MATERIAL PROVIDED:
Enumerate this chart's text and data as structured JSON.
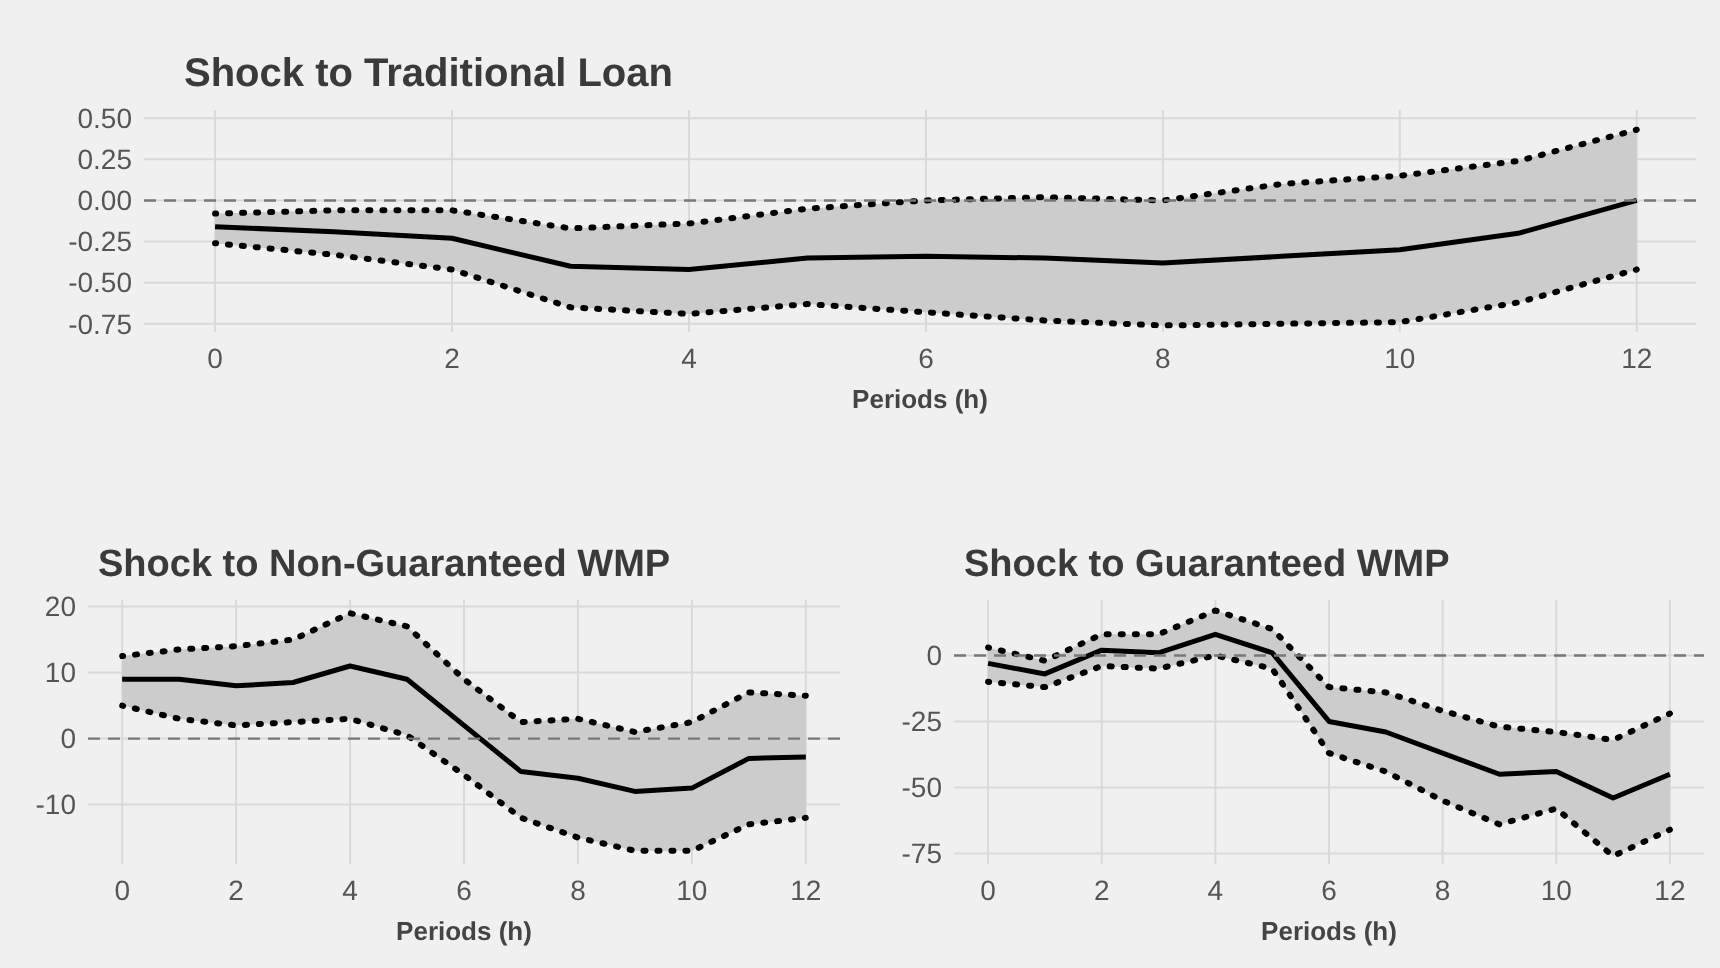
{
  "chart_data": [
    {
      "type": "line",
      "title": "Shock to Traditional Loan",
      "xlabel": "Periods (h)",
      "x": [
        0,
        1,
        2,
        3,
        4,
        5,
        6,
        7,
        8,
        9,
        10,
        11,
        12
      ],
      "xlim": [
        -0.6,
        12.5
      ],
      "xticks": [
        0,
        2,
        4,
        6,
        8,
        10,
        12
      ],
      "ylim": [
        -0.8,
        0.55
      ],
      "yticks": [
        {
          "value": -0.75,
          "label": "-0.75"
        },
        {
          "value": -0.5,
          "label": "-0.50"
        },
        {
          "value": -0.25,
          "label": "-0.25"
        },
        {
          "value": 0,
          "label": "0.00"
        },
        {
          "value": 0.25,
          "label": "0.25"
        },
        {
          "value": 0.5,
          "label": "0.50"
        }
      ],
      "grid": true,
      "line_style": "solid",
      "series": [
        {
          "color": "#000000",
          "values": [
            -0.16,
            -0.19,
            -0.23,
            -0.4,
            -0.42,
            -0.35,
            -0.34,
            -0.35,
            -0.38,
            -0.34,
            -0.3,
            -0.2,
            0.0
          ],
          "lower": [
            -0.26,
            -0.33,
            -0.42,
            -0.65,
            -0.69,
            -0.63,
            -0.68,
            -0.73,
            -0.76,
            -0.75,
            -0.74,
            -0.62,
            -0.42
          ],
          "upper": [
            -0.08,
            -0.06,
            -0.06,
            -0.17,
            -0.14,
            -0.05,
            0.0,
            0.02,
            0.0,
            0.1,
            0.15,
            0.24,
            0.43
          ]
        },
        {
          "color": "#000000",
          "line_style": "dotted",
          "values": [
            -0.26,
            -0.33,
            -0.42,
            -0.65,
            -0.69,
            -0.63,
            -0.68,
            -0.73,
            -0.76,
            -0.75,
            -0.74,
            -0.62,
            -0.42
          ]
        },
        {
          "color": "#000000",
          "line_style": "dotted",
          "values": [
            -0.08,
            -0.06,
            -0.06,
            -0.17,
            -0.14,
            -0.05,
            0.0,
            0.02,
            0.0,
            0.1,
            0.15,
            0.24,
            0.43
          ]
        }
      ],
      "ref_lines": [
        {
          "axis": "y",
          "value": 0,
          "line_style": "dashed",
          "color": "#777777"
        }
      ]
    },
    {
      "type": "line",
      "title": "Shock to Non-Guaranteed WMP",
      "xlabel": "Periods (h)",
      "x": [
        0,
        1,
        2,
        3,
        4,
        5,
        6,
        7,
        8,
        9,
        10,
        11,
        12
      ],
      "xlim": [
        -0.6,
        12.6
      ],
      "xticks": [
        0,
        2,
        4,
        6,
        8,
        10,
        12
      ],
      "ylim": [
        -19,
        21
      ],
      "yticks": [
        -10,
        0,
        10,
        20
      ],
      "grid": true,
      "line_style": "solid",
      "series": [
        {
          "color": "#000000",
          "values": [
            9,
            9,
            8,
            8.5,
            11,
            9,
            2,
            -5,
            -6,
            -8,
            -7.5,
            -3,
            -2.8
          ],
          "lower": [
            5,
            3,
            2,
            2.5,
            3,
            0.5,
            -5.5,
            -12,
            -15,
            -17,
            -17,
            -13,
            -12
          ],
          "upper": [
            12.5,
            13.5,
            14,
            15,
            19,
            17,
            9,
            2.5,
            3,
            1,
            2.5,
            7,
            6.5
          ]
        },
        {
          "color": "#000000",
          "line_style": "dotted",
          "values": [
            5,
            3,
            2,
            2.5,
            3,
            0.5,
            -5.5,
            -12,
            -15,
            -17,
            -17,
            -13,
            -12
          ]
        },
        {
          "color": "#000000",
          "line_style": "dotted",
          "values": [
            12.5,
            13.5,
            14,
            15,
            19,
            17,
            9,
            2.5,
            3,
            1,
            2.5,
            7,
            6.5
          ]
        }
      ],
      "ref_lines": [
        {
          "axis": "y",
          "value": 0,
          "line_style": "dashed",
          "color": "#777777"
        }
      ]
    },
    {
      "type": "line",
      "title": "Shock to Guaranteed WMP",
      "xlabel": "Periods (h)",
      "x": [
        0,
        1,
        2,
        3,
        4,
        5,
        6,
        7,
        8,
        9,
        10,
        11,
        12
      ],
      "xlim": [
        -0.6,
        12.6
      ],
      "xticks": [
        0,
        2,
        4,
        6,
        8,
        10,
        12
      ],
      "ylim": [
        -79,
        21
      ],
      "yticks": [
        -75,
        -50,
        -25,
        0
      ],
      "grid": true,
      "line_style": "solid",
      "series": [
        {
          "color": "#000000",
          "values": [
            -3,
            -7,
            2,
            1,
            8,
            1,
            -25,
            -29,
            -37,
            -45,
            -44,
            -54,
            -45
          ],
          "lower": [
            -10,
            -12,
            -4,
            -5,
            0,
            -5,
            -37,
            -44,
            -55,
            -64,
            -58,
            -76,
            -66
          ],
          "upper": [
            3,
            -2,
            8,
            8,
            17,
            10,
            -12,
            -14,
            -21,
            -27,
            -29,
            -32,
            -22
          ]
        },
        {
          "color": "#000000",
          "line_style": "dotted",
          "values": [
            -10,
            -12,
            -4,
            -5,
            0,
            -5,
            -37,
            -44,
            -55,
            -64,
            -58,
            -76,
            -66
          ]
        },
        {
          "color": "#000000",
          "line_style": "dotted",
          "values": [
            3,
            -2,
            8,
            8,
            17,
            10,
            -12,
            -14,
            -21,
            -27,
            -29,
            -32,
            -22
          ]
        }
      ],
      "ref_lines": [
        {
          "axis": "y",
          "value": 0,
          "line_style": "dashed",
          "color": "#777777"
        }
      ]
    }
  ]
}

WHAT TO DO:
Without the pictures, restate each entry exactly.

WRITTEN REPLY:
Enumerate this chart's text and data as structured JSON.
{
  "chart_data": [
    {
      "type": "line",
      "title": "Shock to Traditional Loan",
      "xlabel": "Periods (h)",
      "x": [
        0,
        1,
        2,
        3,
        4,
        5,
        6,
        7,
        8,
        9,
        10,
        11,
        12
      ],
      "xlim": [
        -0.6,
        12.5
      ],
      "xticks": [
        0,
        2,
        4,
        6,
        8,
        10,
        12
      ],
      "ylim": [
        -0.8,
        0.55
      ],
      "yticks": [
        {
          "value": -0.75,
          "label": "-0.75"
        },
        {
          "value": -0.5,
          "label": "-0.50"
        },
        {
          "value": -0.25,
          "label": "-0.25"
        },
        {
          "value": 0,
          "label": "0.00"
        },
        {
          "value": 0.25,
          "label": "0.25"
        },
        {
          "value": 0.5,
          "label": "0.50"
        }
      ],
      "grid": true,
      "line_style": "solid",
      "series": [
        {
          "color": "#000000",
          "values": [
            -0.16,
            -0.19,
            -0.23,
            -0.4,
            -0.42,
            -0.35,
            -0.34,
            -0.35,
            -0.38,
            -0.34,
            -0.3,
            -0.2,
            0.0
          ],
          "lower": [
            -0.26,
            -0.33,
            -0.42,
            -0.65,
            -0.69,
            -0.63,
            -0.68,
            -0.73,
            -0.76,
            -0.75,
            -0.74,
            -0.62,
            -0.42
          ],
          "upper": [
            -0.08,
            -0.06,
            -0.06,
            -0.17,
            -0.14,
            -0.05,
            0.0,
            0.02,
            0.0,
            0.1,
            0.15,
            0.24,
            0.43
          ]
        },
        {
          "color": "#000000",
          "line_style": "dotted",
          "values": [
            -0.26,
            -0.33,
            -0.42,
            -0.65,
            -0.69,
            -0.63,
            -0.68,
            -0.73,
            -0.76,
            -0.75,
            -0.74,
            -0.62,
            -0.42
          ]
        },
        {
          "color": "#000000",
          "line_style": "dotted",
          "values": [
            -0.08,
            -0.06,
            -0.06,
            -0.17,
            -0.14,
            -0.05,
            0.0,
            0.02,
            0.0,
            0.1,
            0.15,
            0.24,
            0.43
          ]
        }
      ],
      "ref_lines": [
        {
          "axis": "y",
          "value": 0,
          "line_style": "dashed",
          "color": "#777777"
        }
      ]
    },
    {
      "type": "line",
      "title": "Shock to Non-Guaranteed WMP",
      "xlabel": "Periods (h)",
      "x": [
        0,
        1,
        2,
        3,
        4,
        5,
        6,
        7,
        8,
        9,
        10,
        11,
        12
      ],
      "xlim": [
        -0.6,
        12.6
      ],
      "xticks": [
        0,
        2,
        4,
        6,
        8,
        10,
        12
      ],
      "ylim": [
        -19,
        21
      ],
      "yticks": [
        -10,
        0,
        10,
        20
      ],
      "grid": true,
      "line_style": "solid",
      "series": [
        {
          "color": "#000000",
          "values": [
            9,
            9,
            8,
            8.5,
            11,
            9,
            2,
            -5,
            -6,
            -8,
            -7.5,
            -3,
            -2.8
          ],
          "lower": [
            5,
            3,
            2,
            2.5,
            3,
            0.5,
            -5.5,
            -12,
            -15,
            -17,
            -17,
            -13,
            -12
          ],
          "upper": [
            12.5,
            13.5,
            14,
            15,
            19,
            17,
            9,
            2.5,
            3,
            1,
            2.5,
            7,
            6.5
          ]
        },
        {
          "color": "#000000",
          "line_style": "dotted",
          "values": [
            5,
            3,
            2,
            2.5,
            3,
            0.5,
            -5.5,
            -12,
            -15,
            -17,
            -17,
            -13,
            -12
          ]
        },
        {
          "color": "#000000",
          "line_style": "dotted",
          "values": [
            12.5,
            13.5,
            14,
            15,
            19,
            17,
            9,
            2.5,
            3,
            1,
            2.5,
            7,
            6.5
          ]
        }
      ],
      "ref_lines": [
        {
          "axis": "y",
          "value": 0,
          "line_style": "dashed",
          "color": "#777777"
        }
      ]
    },
    {
      "type": "line",
      "title": "Shock to Guaranteed WMP",
      "xlabel": "Periods (h)",
      "x": [
        0,
        1,
        2,
        3,
        4,
        5,
        6,
        7,
        8,
        9,
        10,
        11,
        12
      ],
      "xlim": [
        -0.6,
        12.6
      ],
      "xticks": [
        0,
        2,
        4,
        6,
        8,
        10,
        12
      ],
      "ylim": [
        -79,
        21
      ],
      "yticks": [
        -75,
        -50,
        -25,
        0
      ],
      "grid": true,
      "line_style": "solid",
      "series": [
        {
          "color": "#000000",
          "values": [
            -3,
            -7,
            2,
            1,
            8,
            1,
            -25,
            -29,
            -37,
            -45,
            -44,
            -54,
            -45
          ],
          "lower": [
            -10,
            -12,
            -4,
            -5,
            0,
            -5,
            -37,
            -44,
            -55,
            -64,
            -58,
            -76,
            -66
          ],
          "upper": [
            3,
            -2,
            8,
            8,
            17,
            10,
            -12,
            -14,
            -21,
            -27,
            -29,
            -32,
            -22
          ]
        },
        {
          "color": "#000000",
          "line_style": "dotted",
          "values": [
            -10,
            -12,
            -4,
            -5,
            0,
            -5,
            -37,
            -44,
            -55,
            -64,
            -58,
            -76,
            -66
          ]
        },
        {
          "color": "#000000",
          "line_style": "dotted",
          "values": [
            3,
            -2,
            8,
            8,
            17,
            10,
            -12,
            -14,
            -21,
            -27,
            -29,
            -32,
            -22
          ]
        }
      ],
      "ref_lines": [
        {
          "axis": "y",
          "value": 0,
          "line_style": "dashed",
          "color": "#777777"
        }
      ]
    }
  ]
}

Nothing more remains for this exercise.